■ **YOUR GOAL**:
Transcribe each record exactly. Include every one.

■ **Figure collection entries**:
• • • • •
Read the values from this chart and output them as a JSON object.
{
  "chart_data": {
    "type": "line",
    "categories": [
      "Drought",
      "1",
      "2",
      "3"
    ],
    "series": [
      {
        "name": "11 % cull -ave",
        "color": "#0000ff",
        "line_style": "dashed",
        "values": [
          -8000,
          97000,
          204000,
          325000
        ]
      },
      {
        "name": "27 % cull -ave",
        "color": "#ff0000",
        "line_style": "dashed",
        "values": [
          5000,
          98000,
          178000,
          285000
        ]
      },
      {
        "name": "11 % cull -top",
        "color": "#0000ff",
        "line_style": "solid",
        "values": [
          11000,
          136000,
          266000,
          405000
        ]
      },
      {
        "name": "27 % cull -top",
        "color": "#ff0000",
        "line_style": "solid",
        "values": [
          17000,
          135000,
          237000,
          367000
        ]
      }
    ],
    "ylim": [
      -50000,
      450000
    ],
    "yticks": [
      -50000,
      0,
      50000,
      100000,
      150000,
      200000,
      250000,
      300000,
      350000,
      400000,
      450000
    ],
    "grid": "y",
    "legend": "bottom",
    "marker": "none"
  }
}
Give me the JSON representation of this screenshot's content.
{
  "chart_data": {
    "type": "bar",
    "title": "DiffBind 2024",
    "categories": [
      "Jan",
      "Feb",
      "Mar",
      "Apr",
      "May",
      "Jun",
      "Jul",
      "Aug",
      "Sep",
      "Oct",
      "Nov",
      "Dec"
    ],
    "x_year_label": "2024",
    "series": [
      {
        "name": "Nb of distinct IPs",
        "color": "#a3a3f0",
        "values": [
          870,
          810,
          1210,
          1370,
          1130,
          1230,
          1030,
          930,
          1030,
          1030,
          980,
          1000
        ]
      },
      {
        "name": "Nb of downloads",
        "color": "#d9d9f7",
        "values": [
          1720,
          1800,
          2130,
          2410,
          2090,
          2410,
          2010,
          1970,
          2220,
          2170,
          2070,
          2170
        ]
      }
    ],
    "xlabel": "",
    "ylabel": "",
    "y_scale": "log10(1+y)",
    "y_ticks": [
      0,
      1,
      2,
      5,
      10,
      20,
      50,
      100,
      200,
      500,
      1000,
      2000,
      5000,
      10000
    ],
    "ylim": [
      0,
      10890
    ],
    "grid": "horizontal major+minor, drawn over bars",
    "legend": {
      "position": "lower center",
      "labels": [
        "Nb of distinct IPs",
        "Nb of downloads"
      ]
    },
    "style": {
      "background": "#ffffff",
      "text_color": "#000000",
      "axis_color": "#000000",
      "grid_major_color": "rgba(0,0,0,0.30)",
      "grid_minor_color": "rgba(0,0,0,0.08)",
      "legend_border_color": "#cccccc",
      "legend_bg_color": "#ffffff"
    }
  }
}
• • • • •
■ **COMPLETE ANSWER**:
Read the values from this chart and output them as a JSON object.
{
  "chart_data": {
    "type": "line",
    "categories": [
      "Drought",
      "1",
      "2",
      "3"
    ],
    "series": [
      {
        "name": "11 % cull -ave",
        "color": "#0000ff",
        "line_style": "dashed",
        "values": [
          -8000,
          97000,
          204000,
          325000
        ]
      },
      {
        "name": "27 % cull -ave",
        "color": "#ff0000",
        "line_style": "dashed",
        "values": [
          5000,
          98000,
          178000,
          285000
        ]
      },
      {
        "name": "11 % cull -top",
        "color": "#0000ff",
        "line_style": "solid",
        "values": [
          11000,
          136000,
          266000,
          405000
        ]
      },
      {
        "name": "27 % cull -top",
        "color": "#ff0000",
        "line_style": "solid",
        "values": [
          17000,
          135000,
          237000,
          367000
        ]
      }
    ],
    "ylim": [
      -50000,
      450000
    ],
    "yticks": [
      -50000,
      0,
      50000,
      100000,
      150000,
      200000,
      250000,
      300000,
      350000,
      400000,
      450000
    ],
    "grid": "y",
    "legend": "bottom",
    "marker": "none"
  }
}
Give me the JSON representation of this screenshot's content.
{
  "chart_data": {
    "type": "bar",
    "title": "DiffBind 2024",
    "categories": [
      "Jan",
      "Feb",
      "Mar",
      "Apr",
      "May",
      "Jun",
      "Jul",
      "Aug",
      "Sep",
      "Oct",
      "Nov",
      "Dec"
    ],
    "x_year_label": "2024",
    "series": [
      {
        "name": "Nb of distinct IPs",
        "color": "#a3a3f0",
        "values": [
          870,
          810,
          1210,
          1370,
          1130,
          1230,
          1030,
          930,
          1030,
          1030,
          980,
          1000
        ]
      },
      {
        "name": "Nb of downloads",
        "color": "#d9d9f7",
        "values": [
          1720,
          1800,
          2130,
          2410,
          2090,
          2410,
          2010,
          1970,
          2220,
          2170,
          2070,
          2170
        ]
      }
    ],
    "xlabel": "",
    "ylabel": "",
    "y_scale": "log10(1+y)",
    "y_ticks": [
      0,
      1,
      2,
      5,
      10,
      20,
      50,
      100,
      200,
      500,
      1000,
      2000,
      5000,
      10000
    ],
    "ylim": [
      0,
      10890
    ],
    "grid": "horizontal major+minor, drawn over bars",
    "legend": {
      "position": "lower center",
      "labels": [
        "Nb of distinct IPs",
        "Nb of downloads"
      ]
    },
    "style": {
      "background": "#ffffff",
      "text_color": "#000000",
      "axis_color": "#000000",
      "grid_major_color": "rgba(0,0,0,0.30)",
      "grid_minor_color": "rgba(0,0,0,0.08)",
      "legend_border_color": "#cccccc",
      "legend_bg_color": "#ffffff"
    }
  }
}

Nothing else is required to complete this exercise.